*What you have to do*
Tally the lines in the data that follows that include the word "JSON", and report nothing but the total.

(Collected data entries)
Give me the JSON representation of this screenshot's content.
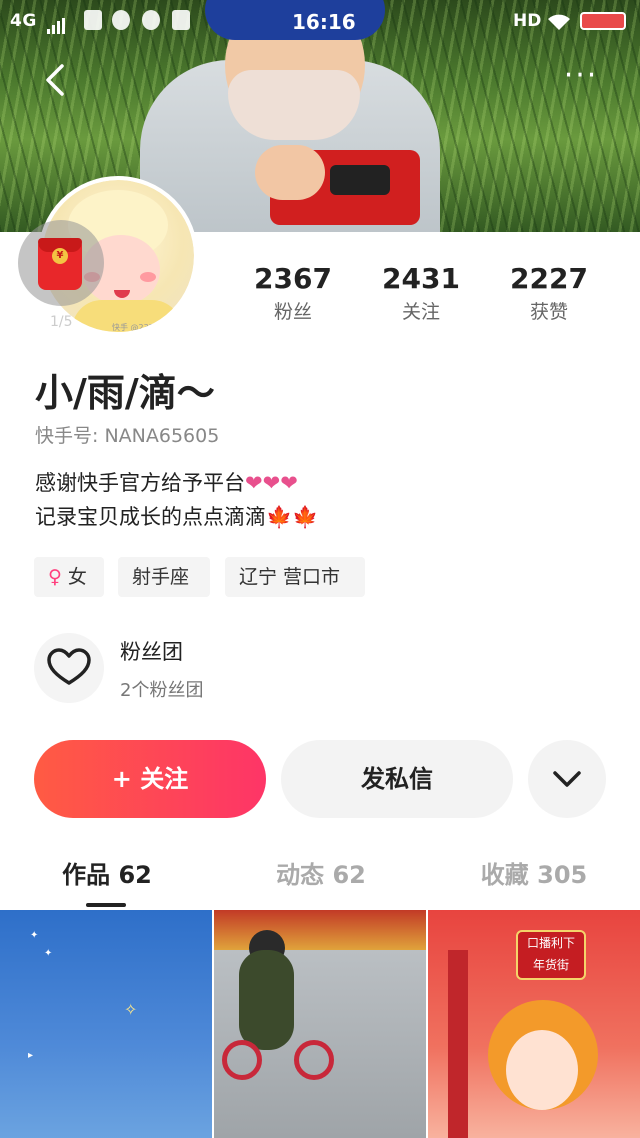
{
  "status_bar": {
    "network": "4G",
    "time": "16:16",
    "hd_label": "HD"
  },
  "header": {
    "back_icon": "chevron-left-icon",
    "more_icon": "ellipsis-icon",
    "more_label": "···"
  },
  "avatar": {
    "pager": "1/5",
    "watermark": "快手 @2324890..."
  },
  "stats": [
    {
      "value": "2367",
      "label": "粉丝"
    },
    {
      "value": "2431",
      "label": "关注"
    },
    {
      "value": "2227",
      "label": "获赞"
    }
  ],
  "profile": {
    "name": "小/雨/滴～",
    "kuaishou_id": "快手号: NANA65605",
    "bio_line1": "感谢快手官方给予平台",
    "bio_line1_emoji": "❤❤❤",
    "bio_line2": "记录宝贝成长的点点滴滴",
    "bio_line2_emoji": "🍁🍁"
  },
  "tags": {
    "gender_symbol": "♀",
    "gender": "女",
    "zodiac": "射手座",
    "location": "辽宁 营口市"
  },
  "fan_group": {
    "title": "粉丝团",
    "subtitle": "2个粉丝团"
  },
  "actions": {
    "follow": "+ 关注",
    "message": "发私信"
  },
  "tabs": [
    {
      "label": "作品 62",
      "active": true
    },
    {
      "label": "动态 62",
      "active": false
    },
    {
      "label": "收藏 305",
      "active": false
    }
  ],
  "thumbnails": {
    "third_sign_line1": "口播利下",
    "third_sign_line2": "年货街"
  },
  "colors": {
    "follow_gradient_start": "#ff5b43",
    "follow_gradient_end": "#fe3567",
    "heart": "#e8508d"
  }
}
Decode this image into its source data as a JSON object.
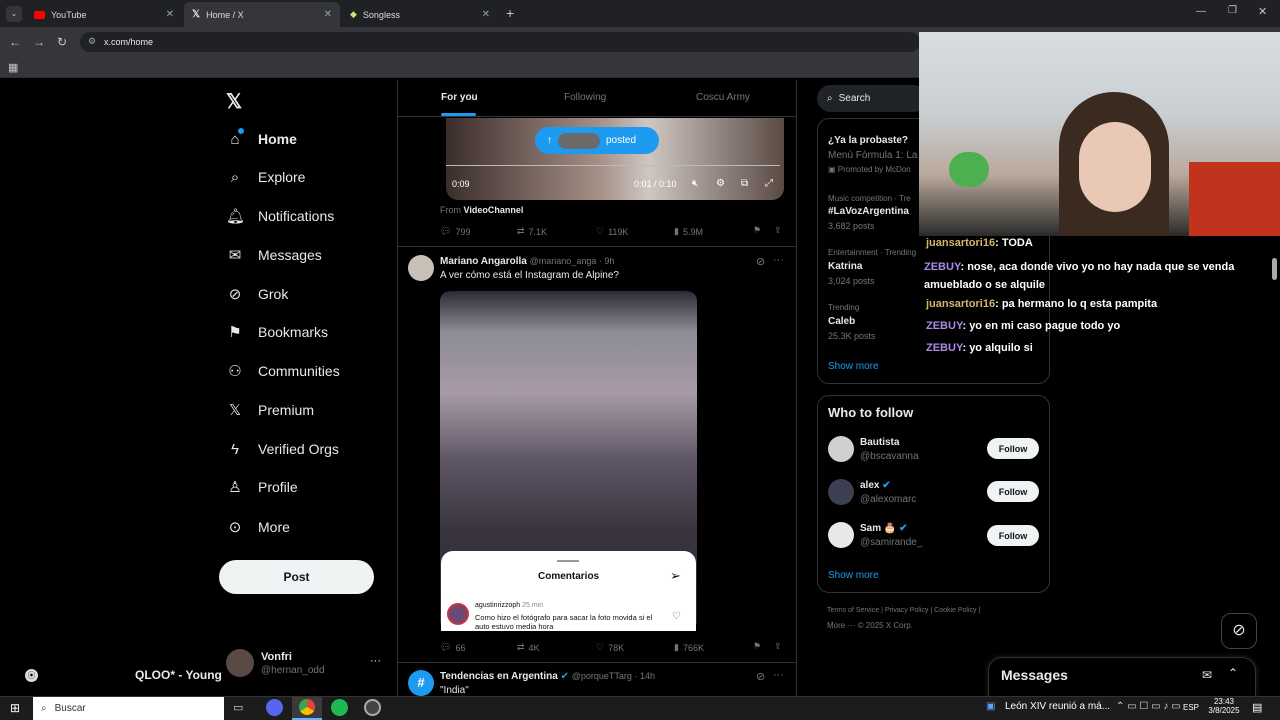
{
  "browser": {
    "tabs": [
      {
        "label": "YouTube"
      },
      {
        "label": "Home / X"
      },
      {
        "label": "Songless"
      }
    ],
    "url": "x.com/home"
  },
  "sidebar": {
    "items": [
      {
        "label": "Home"
      },
      {
        "label": "Explore"
      },
      {
        "label": "Notifications"
      },
      {
        "label": "Messages"
      },
      {
        "label": "Grok"
      },
      {
        "label": "Bookmarks"
      },
      {
        "label": "Communities"
      },
      {
        "label": "Premium"
      },
      {
        "label": "Verified Orgs"
      },
      {
        "label": "Profile"
      },
      {
        "label": "More"
      }
    ],
    "post_label": "Post",
    "account": {
      "name": "Vonfri",
      "handle": "@hernan_odd"
    }
  },
  "feed": {
    "tabs": [
      {
        "label": "For you"
      },
      {
        "label": "Following"
      },
      {
        "label": "Coscu Army"
      }
    ],
    "posted_pill": "posted",
    "video": {
      "time_start": "0:09",
      "time": "0:01 / 0:10"
    },
    "from_label": "From",
    "from_channel": "VideoChannel",
    "tweet1_actions": {
      "replies": "799",
      "retweets": "7.1K",
      "likes": "119K",
      "views": "5.9M"
    },
    "tweet2": {
      "name": "Mariano Angarolla",
      "handle": "@mariano_anga",
      "time": "9h",
      "text": "A ver cómo está el Instagram de Alpine?"
    },
    "comments_panel": {
      "title": "Comentarios",
      "comment_user": "agustinrizzoph",
      "comment_time": "25 min",
      "comment_text": "Como hizo el fotógrafo para sacar la foto movida si el auto estuvo media hora"
    },
    "tweet2_actions": {
      "replies": "66",
      "retweets": "4K",
      "likes": "78K",
      "views": "766K"
    },
    "tweet3": {
      "name": "Tendencias en Argentina",
      "handle": "@porqueTTarg",
      "time": "14h",
      "text": "\"India\""
    }
  },
  "right": {
    "search_placeholder": "Search",
    "trends": [
      {
        "head": "",
        "title": "¿Ya la probaste?",
        "sub": "Menú Fórmula 1: La",
        "extra": "Promoted by McDon"
      },
      {
        "head": "Music competition · Tre",
        "title": "#LaVozArgentina",
        "sub": "3,682 posts"
      },
      {
        "head": "Entertainment · Trending",
        "title": "Katrina",
        "sub": "3,024 posts"
      },
      {
        "head": "Trending",
        "title": "Caleb",
        "sub": "25.3K posts"
      }
    ],
    "show_more": "Show more",
    "who_title": "Who to follow",
    "who": [
      {
        "name": "Bautista",
        "handle": "@bscavanna",
        "btn": "Follow"
      },
      {
        "name": "alex",
        "handle": "@alexomarc",
        "btn": "Follow"
      },
      {
        "name": "Sam 🎂",
        "handle": "@samirande_",
        "btn": "Follow"
      }
    ],
    "show_more2": "Show more",
    "footer1": [
      "Terms of Service",
      "Privacy Policy",
      "Cookie Policy"
    ],
    "footer2": "More ···",
    "footer_copy": "© 2025 X Corp.",
    "messages_label": "Messages"
  },
  "chat": [
    {
      "user": "juansartori16",
      "text": ": TODA"
    },
    {
      "user": "ZEBUY",
      "text": ": nose, aca donde vivo yo no hay nada que se venda amueblado o se alquile"
    },
    {
      "user": "juansartori16",
      "text": ": pa hermano lo q esta pampita"
    },
    {
      "user": "ZEBUY",
      "text": ": yo en mi caso pague todo yo"
    },
    {
      "user": "ZEBUY",
      "text": ": yo alquilo si"
    }
  ],
  "now_playing": "QLOO* - Young C",
  "taskbar": {
    "search": "Buscar",
    "news": "León XIV reunió a má...",
    "lang": "ESP",
    "time": "23:43",
    "date": "3/8/2025"
  }
}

*Response for this exercise*
2